• Entries provided
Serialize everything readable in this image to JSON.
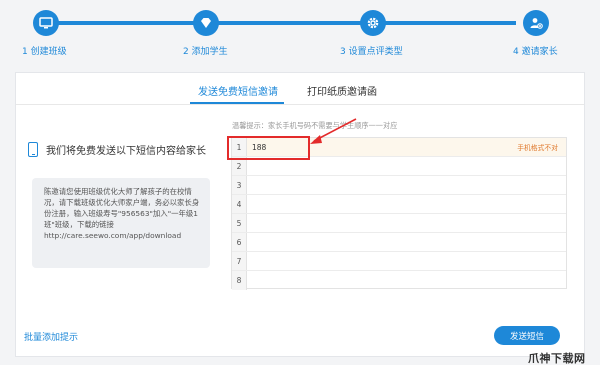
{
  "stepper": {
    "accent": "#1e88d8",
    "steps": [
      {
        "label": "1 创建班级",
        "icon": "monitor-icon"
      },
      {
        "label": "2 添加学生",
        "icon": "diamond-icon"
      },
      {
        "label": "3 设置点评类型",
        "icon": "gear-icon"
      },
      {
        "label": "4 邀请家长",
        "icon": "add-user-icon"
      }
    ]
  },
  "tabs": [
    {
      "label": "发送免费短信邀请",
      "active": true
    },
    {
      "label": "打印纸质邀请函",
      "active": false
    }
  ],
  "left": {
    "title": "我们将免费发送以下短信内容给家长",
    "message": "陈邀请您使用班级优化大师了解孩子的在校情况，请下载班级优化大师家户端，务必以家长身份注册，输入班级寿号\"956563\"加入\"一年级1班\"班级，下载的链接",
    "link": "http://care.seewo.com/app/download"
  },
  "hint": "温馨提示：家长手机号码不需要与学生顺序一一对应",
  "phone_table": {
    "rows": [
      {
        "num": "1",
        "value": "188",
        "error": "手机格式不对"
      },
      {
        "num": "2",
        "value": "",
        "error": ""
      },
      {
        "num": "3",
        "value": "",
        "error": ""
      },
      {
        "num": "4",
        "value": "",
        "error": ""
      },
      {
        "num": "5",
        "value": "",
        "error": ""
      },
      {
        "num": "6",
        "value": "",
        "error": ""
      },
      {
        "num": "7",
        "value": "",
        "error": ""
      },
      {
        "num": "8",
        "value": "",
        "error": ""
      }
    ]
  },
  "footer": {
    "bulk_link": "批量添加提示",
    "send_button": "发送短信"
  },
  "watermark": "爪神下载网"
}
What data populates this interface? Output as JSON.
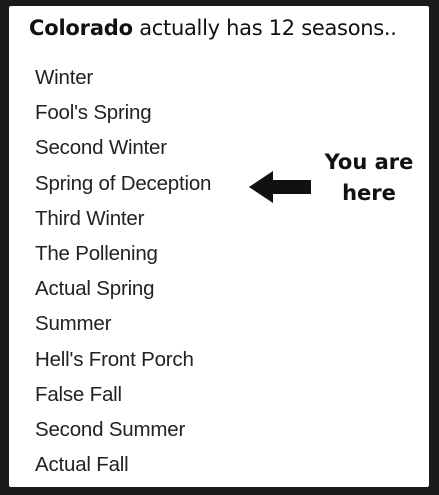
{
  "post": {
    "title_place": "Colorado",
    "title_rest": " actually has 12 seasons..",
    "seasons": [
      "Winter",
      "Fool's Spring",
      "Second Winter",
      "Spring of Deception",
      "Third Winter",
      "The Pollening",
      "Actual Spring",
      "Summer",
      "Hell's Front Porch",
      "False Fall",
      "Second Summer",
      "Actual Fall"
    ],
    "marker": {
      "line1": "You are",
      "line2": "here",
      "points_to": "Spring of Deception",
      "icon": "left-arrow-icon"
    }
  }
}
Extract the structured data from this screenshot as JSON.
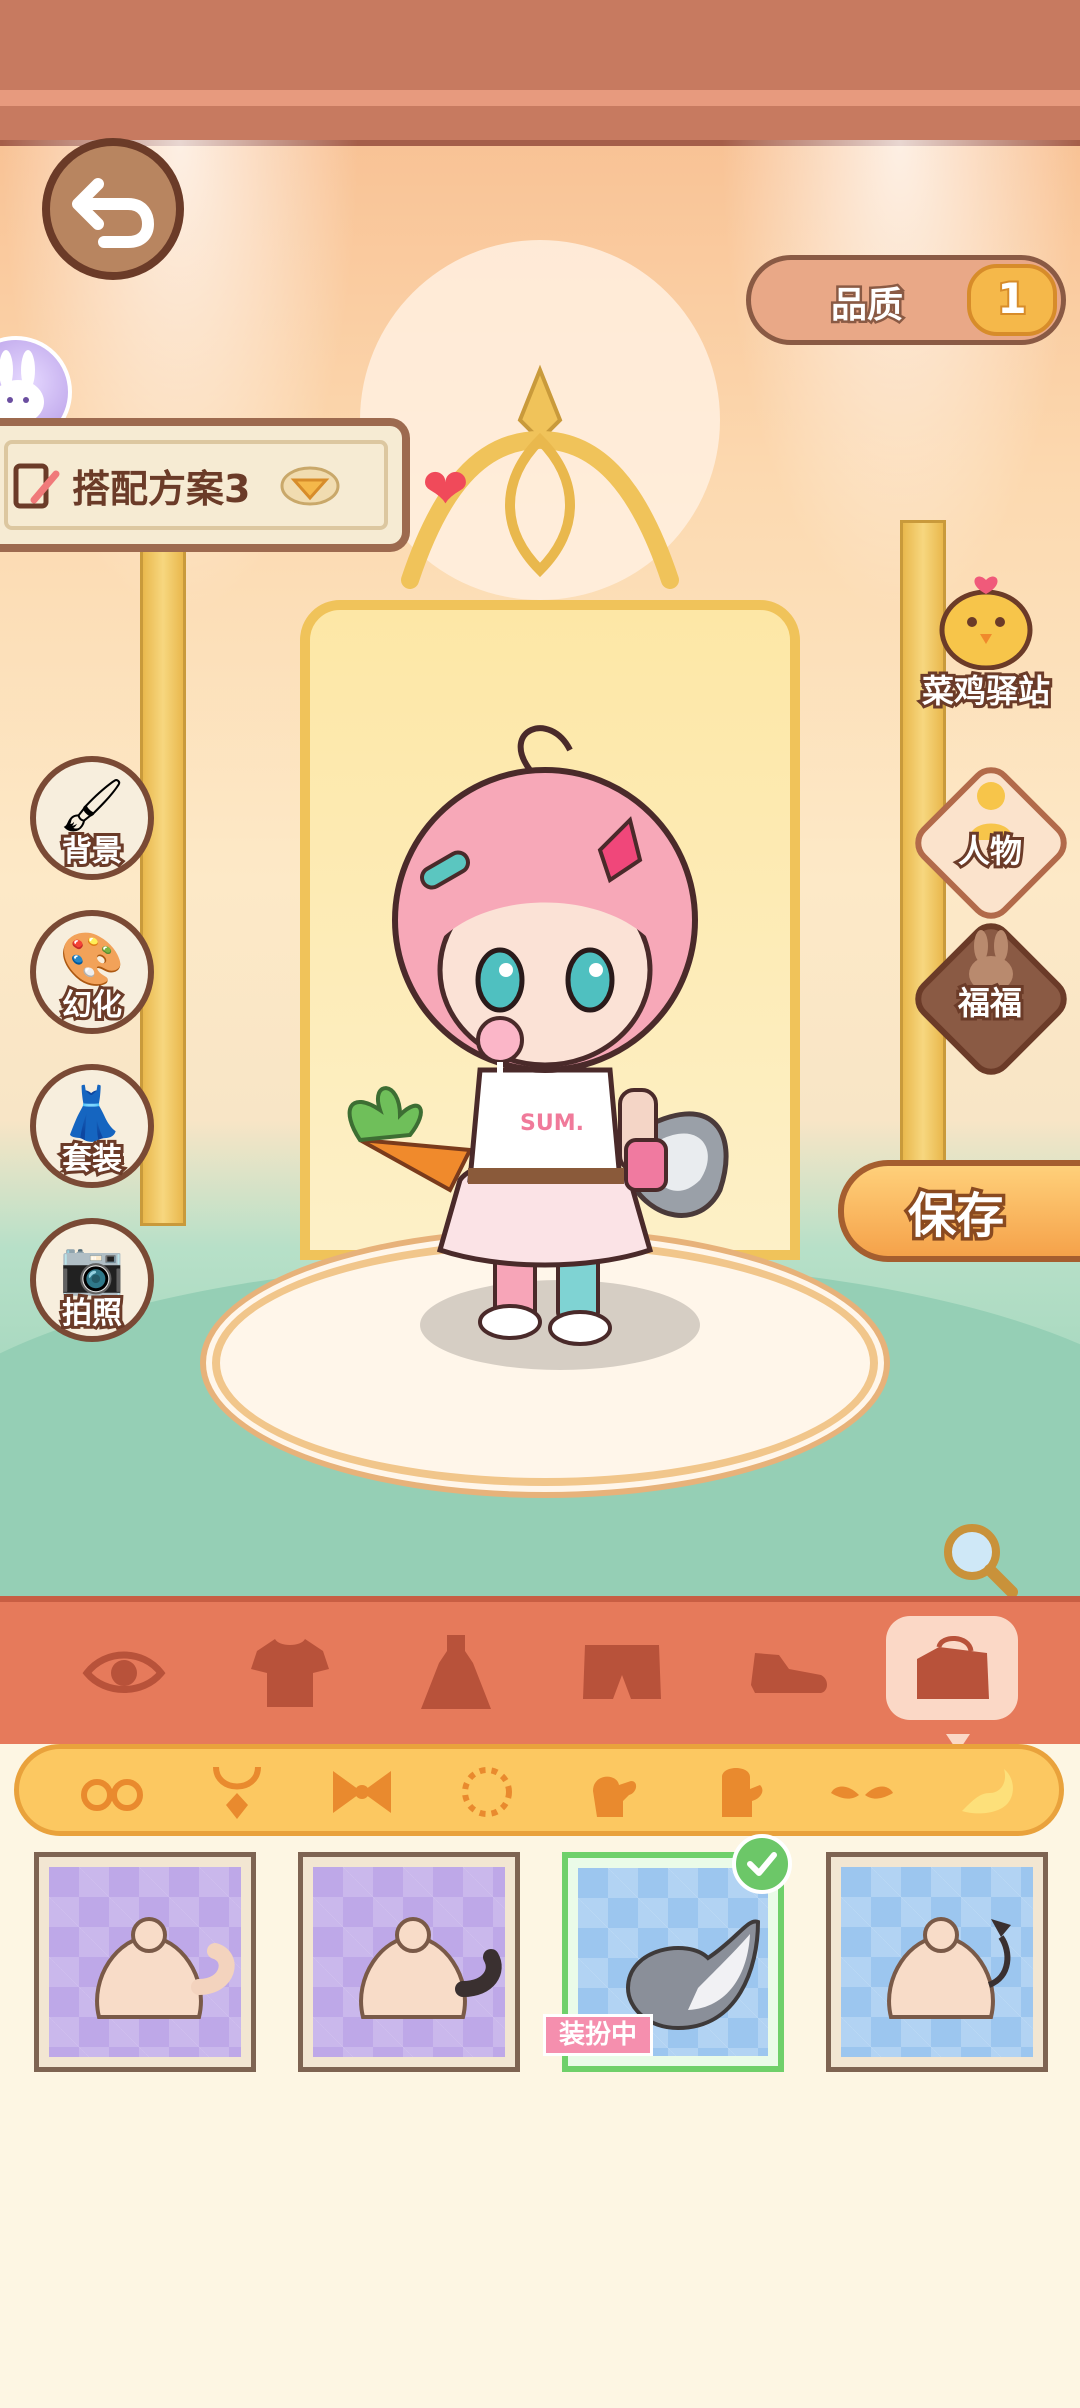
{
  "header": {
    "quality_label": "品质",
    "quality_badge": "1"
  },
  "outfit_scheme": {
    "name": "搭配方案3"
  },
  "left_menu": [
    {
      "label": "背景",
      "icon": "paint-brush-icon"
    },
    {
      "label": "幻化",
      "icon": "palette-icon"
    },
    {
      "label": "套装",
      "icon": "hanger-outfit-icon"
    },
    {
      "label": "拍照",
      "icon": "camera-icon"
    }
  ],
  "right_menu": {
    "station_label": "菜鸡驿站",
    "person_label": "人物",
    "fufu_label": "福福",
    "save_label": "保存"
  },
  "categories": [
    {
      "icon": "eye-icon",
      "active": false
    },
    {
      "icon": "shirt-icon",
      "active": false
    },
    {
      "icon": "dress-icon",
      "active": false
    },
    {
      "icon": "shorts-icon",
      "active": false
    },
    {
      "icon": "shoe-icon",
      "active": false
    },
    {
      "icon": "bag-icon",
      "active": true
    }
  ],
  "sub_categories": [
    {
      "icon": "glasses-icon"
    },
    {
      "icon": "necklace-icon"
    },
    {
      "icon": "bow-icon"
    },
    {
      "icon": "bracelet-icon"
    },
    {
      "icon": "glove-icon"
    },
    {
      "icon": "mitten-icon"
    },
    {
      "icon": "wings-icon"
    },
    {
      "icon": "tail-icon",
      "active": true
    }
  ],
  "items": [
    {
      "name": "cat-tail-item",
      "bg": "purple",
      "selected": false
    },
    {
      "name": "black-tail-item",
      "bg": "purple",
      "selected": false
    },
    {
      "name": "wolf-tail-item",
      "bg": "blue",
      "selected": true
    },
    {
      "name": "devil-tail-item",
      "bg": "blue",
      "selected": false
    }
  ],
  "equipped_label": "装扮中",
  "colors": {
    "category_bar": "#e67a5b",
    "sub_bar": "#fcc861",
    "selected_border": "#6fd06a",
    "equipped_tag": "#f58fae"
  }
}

* * *

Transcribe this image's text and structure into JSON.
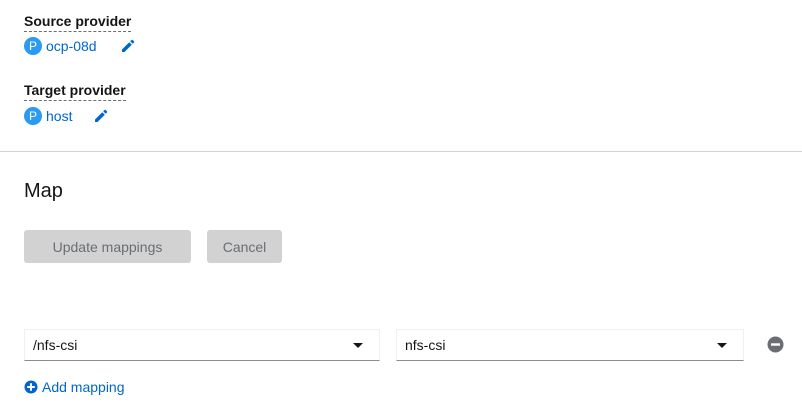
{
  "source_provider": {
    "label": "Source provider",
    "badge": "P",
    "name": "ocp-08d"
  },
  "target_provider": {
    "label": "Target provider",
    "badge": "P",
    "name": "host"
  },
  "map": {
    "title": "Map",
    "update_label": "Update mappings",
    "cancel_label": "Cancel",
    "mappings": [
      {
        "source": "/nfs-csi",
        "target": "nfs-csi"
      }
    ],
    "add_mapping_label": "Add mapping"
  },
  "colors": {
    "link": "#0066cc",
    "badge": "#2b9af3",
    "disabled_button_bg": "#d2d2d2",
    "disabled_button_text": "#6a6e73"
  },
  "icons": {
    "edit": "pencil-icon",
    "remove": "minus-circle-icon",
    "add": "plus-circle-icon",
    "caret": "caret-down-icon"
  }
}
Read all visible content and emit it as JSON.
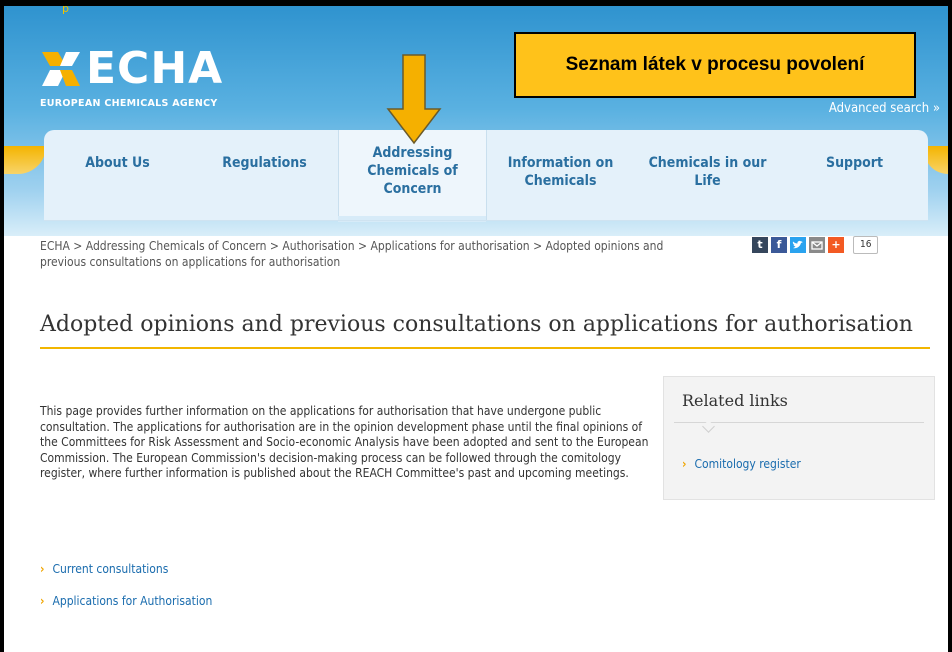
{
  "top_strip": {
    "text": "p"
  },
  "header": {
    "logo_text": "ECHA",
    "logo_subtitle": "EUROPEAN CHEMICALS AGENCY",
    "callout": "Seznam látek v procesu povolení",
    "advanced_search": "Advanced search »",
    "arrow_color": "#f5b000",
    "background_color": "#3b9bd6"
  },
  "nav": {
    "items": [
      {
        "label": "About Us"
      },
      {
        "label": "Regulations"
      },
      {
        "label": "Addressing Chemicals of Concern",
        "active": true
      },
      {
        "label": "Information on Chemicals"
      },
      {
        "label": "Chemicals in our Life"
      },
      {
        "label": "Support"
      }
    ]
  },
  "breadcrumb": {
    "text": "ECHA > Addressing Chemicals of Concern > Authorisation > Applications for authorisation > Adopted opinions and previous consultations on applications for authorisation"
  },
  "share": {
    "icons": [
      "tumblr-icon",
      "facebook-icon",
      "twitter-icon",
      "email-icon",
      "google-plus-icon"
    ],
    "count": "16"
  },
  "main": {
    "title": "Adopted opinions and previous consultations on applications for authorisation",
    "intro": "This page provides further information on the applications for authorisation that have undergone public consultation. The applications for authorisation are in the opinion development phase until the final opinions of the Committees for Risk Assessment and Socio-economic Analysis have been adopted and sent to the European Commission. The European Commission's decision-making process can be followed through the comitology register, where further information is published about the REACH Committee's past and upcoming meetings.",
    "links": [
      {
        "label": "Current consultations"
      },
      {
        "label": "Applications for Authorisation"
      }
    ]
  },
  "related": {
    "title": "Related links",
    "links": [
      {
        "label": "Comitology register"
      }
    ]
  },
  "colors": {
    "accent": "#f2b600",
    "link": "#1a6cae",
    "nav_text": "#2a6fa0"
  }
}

• Task
Filter the listing above for the string "ECHA" and copy every matching line.

• Right answer
    "logo_text": "ECHA",
    "text": "ECHA > Addressing Chemicals of Concern > Authorisation > Applications for authorisation > Adopted opinions and previous consultations on applications for authorisation"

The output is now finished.